» **Given problem**
Skip every picture and transcribe the remaining material exactly.
-- -- --
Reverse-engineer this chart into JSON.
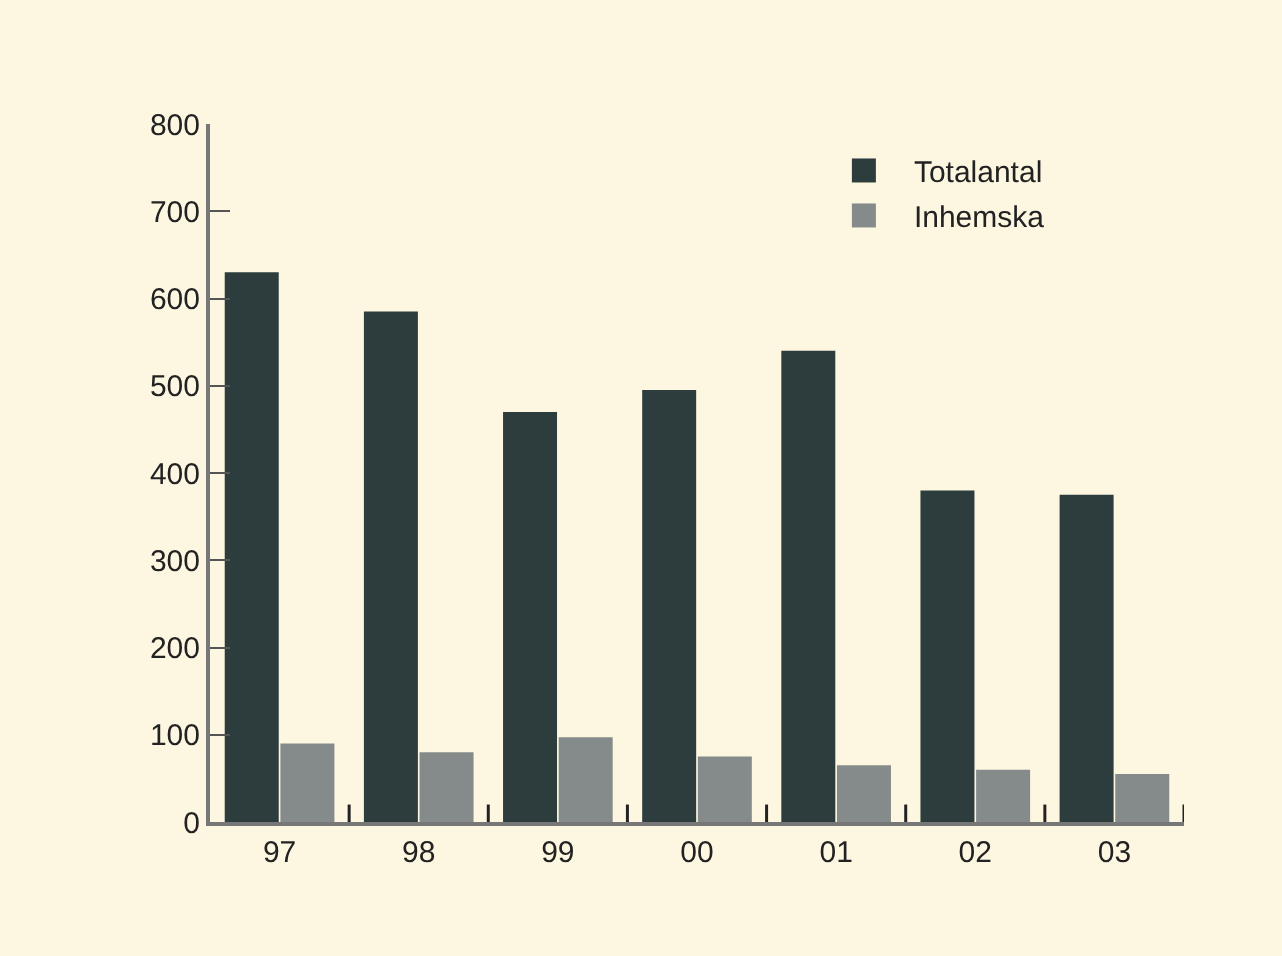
{
  "chart_data": {
    "type": "bar",
    "categories": [
      "97",
      "98",
      "99",
      "00",
      "01",
      "02",
      "03"
    ],
    "series": [
      {
        "name": "Totalantal",
        "color": "#2d3c3c",
        "values": [
          630,
          585,
          470,
          495,
          540,
          380,
          375
        ]
      },
      {
        "name": "Inhemska",
        "color": "#858b8a",
        "values": [
          90,
          80,
          97,
          75,
          65,
          60,
          55
        ]
      }
    ],
    "ylim": [
      0,
      800
    ],
    "yticks": [
      0,
      100,
      200,
      300,
      400,
      500,
      600,
      700,
      800
    ],
    "grid": false,
    "legend": "top right"
  }
}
-- -- --
» **Exercise solution**
Reverse-engineer this chart into JSON.
{
  "chart_data": {
    "type": "bar",
    "categories": [
      "97",
      "98",
      "99",
      "00",
      "01",
      "02",
      "03"
    ],
    "series": [
      {
        "name": "Totalantal",
        "color": "#2d3c3c",
        "values": [
          630,
          585,
          470,
          495,
          540,
          380,
          375
        ]
      },
      {
        "name": "Inhemska",
        "color": "#858b8a",
        "values": [
          90,
          80,
          97,
          75,
          65,
          60,
          55
        ]
      }
    ],
    "ylim": [
      0,
      800
    ],
    "yticks": [
      0,
      100,
      200,
      300,
      400,
      500,
      600,
      700,
      800
    ],
    "grid": false,
    "legend": "top right"
  }
}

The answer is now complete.